* SUPPLIED ENTRIES
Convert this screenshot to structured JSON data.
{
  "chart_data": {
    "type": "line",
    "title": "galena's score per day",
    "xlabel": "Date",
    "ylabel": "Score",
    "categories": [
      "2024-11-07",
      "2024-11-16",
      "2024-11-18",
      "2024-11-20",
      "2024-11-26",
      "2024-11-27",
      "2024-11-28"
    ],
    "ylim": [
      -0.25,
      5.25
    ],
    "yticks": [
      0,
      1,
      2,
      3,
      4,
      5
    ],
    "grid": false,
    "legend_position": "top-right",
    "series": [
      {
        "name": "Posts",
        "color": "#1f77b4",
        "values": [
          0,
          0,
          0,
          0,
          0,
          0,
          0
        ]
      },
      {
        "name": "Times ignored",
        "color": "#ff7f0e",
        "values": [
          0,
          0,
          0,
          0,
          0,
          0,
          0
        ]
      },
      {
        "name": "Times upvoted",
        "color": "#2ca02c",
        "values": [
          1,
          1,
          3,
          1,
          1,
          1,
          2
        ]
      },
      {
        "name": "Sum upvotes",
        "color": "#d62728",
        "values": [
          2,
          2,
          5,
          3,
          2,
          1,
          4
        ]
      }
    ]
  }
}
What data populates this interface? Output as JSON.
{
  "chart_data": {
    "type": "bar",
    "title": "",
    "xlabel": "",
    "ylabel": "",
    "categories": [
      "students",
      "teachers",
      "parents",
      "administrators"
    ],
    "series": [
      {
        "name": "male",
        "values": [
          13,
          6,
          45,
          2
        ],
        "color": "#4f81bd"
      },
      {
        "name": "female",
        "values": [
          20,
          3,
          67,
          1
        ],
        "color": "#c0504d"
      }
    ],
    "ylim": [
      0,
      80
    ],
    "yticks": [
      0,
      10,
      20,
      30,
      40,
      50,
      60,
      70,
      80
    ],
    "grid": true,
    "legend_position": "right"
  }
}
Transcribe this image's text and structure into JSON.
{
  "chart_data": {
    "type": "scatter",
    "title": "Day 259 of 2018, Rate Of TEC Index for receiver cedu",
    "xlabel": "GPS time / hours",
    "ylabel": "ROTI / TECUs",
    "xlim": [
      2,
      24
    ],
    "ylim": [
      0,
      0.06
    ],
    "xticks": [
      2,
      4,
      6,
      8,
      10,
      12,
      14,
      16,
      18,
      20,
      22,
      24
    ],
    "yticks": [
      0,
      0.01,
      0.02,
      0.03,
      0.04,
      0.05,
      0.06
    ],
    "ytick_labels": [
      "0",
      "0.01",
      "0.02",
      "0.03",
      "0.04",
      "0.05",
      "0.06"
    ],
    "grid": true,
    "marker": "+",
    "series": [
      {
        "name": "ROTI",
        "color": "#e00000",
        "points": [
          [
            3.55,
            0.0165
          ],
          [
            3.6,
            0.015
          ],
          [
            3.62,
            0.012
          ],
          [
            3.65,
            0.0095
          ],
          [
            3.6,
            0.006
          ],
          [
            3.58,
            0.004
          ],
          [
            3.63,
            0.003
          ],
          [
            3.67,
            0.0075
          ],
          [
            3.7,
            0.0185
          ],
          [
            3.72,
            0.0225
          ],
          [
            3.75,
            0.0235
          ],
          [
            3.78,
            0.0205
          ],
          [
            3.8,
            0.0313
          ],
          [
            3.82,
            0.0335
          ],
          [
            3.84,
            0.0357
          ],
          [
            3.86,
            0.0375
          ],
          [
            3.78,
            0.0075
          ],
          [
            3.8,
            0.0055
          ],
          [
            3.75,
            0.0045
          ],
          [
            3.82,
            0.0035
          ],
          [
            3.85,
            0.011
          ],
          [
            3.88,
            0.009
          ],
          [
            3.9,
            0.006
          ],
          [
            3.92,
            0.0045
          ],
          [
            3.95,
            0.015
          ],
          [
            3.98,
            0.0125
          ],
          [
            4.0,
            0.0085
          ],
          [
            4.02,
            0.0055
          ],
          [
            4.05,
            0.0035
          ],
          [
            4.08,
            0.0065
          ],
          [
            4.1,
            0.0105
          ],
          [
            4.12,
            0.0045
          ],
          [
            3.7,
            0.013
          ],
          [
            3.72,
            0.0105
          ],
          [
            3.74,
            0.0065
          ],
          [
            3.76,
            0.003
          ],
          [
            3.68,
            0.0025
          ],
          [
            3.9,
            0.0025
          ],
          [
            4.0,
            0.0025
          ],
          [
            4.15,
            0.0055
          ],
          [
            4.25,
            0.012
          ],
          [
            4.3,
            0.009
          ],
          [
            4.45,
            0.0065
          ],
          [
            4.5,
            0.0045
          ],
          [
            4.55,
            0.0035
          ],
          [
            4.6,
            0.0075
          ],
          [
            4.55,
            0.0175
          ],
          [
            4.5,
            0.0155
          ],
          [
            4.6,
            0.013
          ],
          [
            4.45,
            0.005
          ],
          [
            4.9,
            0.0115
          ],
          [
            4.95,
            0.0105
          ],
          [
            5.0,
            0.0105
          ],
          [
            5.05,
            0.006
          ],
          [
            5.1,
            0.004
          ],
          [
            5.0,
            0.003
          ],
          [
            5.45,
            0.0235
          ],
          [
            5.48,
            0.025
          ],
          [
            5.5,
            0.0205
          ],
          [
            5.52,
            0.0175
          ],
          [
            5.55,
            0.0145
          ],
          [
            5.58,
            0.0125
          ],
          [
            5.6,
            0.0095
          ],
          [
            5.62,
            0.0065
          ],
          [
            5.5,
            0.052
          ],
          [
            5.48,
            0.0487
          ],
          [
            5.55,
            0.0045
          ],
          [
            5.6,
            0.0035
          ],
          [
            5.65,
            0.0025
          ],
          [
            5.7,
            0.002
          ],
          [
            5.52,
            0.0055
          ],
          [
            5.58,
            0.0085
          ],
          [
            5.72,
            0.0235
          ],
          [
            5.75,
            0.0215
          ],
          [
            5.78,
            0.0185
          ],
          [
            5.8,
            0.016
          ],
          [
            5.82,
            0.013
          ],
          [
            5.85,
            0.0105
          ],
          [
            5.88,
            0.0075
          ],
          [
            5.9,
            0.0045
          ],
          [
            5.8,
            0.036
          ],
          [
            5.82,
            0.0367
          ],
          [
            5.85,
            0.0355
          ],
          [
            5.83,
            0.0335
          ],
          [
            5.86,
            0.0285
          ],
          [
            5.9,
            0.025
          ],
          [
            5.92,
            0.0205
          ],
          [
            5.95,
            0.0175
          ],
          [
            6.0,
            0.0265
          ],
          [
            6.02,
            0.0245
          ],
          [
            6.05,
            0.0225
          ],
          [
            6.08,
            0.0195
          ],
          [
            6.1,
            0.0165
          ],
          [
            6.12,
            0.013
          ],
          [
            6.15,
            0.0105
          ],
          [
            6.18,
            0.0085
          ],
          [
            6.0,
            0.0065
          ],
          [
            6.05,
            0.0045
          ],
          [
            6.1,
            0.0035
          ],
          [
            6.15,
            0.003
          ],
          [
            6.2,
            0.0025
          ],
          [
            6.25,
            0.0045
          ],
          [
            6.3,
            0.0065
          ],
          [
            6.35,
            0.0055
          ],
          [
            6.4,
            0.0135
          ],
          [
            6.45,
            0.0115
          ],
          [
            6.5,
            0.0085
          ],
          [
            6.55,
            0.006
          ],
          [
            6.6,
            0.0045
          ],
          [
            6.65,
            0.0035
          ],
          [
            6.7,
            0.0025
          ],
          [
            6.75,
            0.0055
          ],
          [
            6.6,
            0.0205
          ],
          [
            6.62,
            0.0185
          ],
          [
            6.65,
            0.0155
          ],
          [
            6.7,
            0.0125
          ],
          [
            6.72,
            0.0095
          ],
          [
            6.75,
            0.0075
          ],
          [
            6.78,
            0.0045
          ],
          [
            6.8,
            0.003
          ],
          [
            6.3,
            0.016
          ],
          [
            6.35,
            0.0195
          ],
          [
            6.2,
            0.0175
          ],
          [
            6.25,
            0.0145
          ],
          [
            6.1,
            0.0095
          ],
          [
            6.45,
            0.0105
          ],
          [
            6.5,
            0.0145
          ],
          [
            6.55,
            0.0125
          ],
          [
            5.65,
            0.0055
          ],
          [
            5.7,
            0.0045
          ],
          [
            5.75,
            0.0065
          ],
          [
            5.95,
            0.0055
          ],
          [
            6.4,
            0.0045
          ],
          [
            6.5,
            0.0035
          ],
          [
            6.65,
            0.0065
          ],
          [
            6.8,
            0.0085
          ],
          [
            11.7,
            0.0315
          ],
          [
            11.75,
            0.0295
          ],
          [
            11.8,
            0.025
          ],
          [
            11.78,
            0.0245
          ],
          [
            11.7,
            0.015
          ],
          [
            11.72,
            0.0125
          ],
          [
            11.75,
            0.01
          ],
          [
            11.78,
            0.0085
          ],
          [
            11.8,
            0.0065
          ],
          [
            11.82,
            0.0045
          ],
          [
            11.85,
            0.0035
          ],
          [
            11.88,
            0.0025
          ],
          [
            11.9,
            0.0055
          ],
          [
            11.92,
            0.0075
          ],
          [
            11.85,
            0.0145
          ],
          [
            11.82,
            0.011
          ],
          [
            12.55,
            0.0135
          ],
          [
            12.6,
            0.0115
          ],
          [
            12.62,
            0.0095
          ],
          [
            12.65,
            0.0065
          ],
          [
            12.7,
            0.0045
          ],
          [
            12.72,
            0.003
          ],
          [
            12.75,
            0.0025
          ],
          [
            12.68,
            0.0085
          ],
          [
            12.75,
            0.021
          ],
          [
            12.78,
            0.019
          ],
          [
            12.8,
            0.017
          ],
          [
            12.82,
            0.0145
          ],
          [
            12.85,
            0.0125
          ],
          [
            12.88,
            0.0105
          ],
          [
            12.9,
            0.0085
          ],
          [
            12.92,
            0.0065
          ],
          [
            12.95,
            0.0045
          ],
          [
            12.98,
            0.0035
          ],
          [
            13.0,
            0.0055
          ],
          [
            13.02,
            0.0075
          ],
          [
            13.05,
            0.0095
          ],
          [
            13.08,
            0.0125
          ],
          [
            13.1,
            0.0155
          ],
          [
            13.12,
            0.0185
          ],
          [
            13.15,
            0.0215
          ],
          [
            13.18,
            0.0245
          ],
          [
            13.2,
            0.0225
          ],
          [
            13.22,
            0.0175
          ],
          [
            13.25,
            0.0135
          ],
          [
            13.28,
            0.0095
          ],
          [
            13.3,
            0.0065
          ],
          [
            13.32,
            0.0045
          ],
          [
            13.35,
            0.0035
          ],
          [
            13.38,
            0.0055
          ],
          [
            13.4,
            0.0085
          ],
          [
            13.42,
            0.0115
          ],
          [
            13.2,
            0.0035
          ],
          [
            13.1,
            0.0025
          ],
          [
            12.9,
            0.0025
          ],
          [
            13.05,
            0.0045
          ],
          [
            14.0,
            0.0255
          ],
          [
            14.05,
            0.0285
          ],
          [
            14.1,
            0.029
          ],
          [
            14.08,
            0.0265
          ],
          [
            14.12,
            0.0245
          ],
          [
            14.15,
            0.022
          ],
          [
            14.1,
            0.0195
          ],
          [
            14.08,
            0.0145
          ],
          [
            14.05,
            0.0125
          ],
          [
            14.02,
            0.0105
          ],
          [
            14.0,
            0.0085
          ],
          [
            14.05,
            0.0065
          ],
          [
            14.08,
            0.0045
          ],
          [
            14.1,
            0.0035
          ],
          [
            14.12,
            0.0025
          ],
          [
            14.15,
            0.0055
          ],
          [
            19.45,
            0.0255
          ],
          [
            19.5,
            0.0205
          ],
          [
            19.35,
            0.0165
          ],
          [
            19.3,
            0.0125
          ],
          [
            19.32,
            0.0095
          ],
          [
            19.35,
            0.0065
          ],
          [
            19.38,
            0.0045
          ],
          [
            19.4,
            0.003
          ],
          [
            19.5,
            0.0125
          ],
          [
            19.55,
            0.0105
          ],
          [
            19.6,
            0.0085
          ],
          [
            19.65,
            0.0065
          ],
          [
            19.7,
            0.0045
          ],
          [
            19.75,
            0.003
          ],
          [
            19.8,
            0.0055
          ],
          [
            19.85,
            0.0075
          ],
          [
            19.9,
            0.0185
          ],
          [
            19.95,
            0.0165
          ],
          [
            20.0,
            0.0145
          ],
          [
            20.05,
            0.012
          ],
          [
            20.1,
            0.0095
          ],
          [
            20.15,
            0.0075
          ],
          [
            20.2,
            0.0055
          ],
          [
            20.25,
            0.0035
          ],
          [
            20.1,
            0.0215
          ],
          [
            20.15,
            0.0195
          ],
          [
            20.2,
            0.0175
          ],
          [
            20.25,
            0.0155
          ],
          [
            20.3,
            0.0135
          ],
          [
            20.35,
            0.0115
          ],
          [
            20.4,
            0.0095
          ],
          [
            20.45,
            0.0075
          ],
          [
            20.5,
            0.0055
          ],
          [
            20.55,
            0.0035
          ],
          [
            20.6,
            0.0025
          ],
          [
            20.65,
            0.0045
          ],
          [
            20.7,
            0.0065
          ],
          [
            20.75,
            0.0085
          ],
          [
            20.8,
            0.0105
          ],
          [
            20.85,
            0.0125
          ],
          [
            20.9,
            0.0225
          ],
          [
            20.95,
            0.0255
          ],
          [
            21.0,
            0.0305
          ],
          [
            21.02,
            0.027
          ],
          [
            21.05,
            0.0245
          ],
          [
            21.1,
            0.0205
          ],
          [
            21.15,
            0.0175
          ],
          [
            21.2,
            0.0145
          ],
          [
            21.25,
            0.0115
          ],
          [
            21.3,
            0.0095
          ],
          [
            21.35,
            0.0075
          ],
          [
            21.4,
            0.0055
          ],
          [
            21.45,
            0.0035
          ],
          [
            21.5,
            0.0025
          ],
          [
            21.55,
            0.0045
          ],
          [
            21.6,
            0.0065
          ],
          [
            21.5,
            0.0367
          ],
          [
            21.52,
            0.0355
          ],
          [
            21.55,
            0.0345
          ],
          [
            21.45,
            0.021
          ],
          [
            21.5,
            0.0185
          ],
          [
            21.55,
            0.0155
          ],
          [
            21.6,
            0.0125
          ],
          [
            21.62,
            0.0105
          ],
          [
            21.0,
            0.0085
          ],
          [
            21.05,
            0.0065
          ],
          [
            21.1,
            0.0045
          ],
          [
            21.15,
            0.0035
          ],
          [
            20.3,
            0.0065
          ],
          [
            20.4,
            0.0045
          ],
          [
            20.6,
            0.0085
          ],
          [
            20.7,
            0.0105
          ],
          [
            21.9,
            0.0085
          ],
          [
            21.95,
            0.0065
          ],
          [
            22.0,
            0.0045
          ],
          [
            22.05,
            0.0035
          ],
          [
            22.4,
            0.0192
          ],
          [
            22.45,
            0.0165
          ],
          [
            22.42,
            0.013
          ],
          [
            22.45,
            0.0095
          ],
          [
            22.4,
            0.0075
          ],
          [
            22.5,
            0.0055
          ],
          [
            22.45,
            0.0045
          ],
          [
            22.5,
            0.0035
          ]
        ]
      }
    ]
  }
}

* WHAT YOU WILL DO
In the entries above, find lines with "right" and copy each.

* THE RESPONSE
    "legend_position": "top-right",
    "legend_position": "right"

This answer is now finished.